── DATA SECTION ──

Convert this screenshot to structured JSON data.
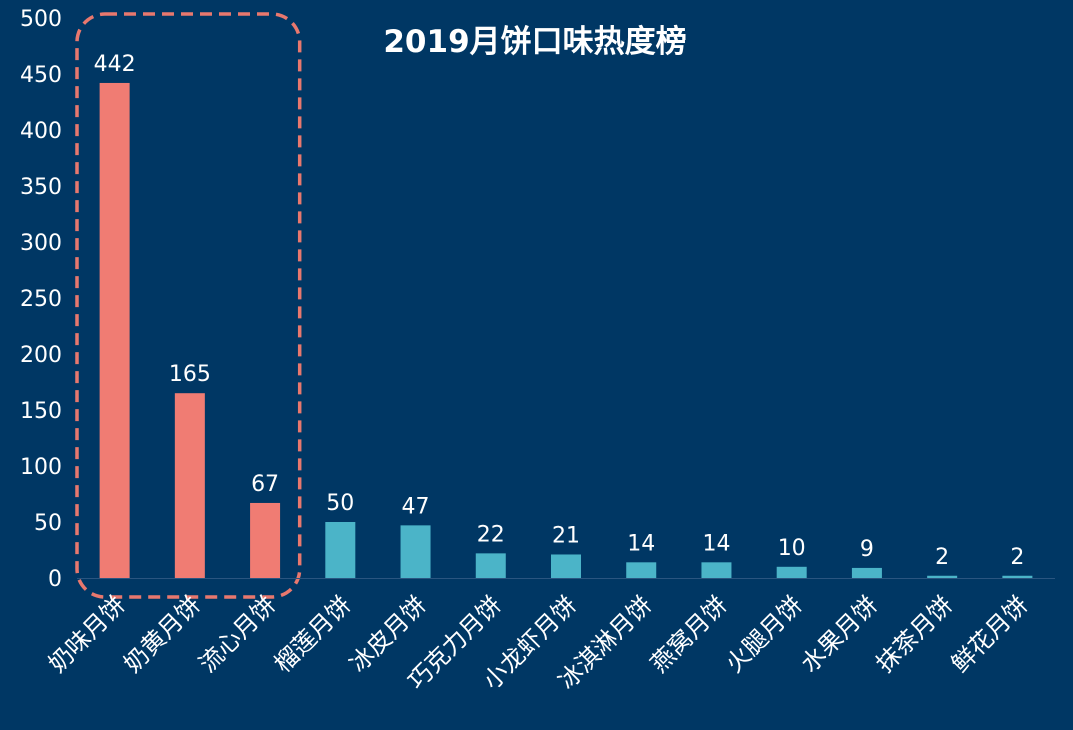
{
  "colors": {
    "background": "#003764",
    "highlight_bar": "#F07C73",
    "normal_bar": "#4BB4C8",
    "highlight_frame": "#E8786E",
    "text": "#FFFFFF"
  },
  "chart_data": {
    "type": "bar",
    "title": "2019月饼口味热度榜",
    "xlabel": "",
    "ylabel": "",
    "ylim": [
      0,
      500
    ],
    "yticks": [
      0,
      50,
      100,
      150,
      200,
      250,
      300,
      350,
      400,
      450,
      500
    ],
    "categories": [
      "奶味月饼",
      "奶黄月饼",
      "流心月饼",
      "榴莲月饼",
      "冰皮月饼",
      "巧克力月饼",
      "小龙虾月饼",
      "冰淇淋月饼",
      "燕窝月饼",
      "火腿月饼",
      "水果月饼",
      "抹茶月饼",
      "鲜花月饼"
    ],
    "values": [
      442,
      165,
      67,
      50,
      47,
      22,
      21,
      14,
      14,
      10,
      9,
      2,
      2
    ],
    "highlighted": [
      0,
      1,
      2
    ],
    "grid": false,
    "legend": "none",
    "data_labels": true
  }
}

───

* _PROBLEM DESCRIPTION_
Give back the entries verbatim. Do not include any picture.

* _ANSWER FOR THE TASK_
Convert this screenshot to structured JSON data.
{
  "colors": {
    "background": "#003764",
    "highlight_bar": "#F07C73",
    "normal_bar": "#4BB4C8",
    "highlight_frame": "#E8786E",
    "text": "#FFFFFF"
  },
  "chart_data": {
    "type": "bar",
    "title": "2019月饼口味热度榜",
    "xlabel": "",
    "ylabel": "",
    "ylim": [
      0,
      500
    ],
    "yticks": [
      0,
      50,
      100,
      150,
      200,
      250,
      300,
      350,
      400,
      450,
      500
    ],
    "categories": [
      "奶味月饼",
      "奶黄月饼",
      "流心月饼",
      "榴莲月饼",
      "冰皮月饼",
      "巧克力月饼",
      "小龙虾月饼",
      "冰淇淋月饼",
      "燕窝月饼",
      "火腿月饼",
      "水果月饼",
      "抹茶月饼",
      "鲜花月饼"
    ],
    "values": [
      442,
      165,
      67,
      50,
      47,
      22,
      21,
      14,
      14,
      10,
      9,
      2,
      2
    ],
    "highlighted": [
      0,
      1,
      2
    ],
    "grid": false,
    "legend": "none",
    "data_labels": true
  }
}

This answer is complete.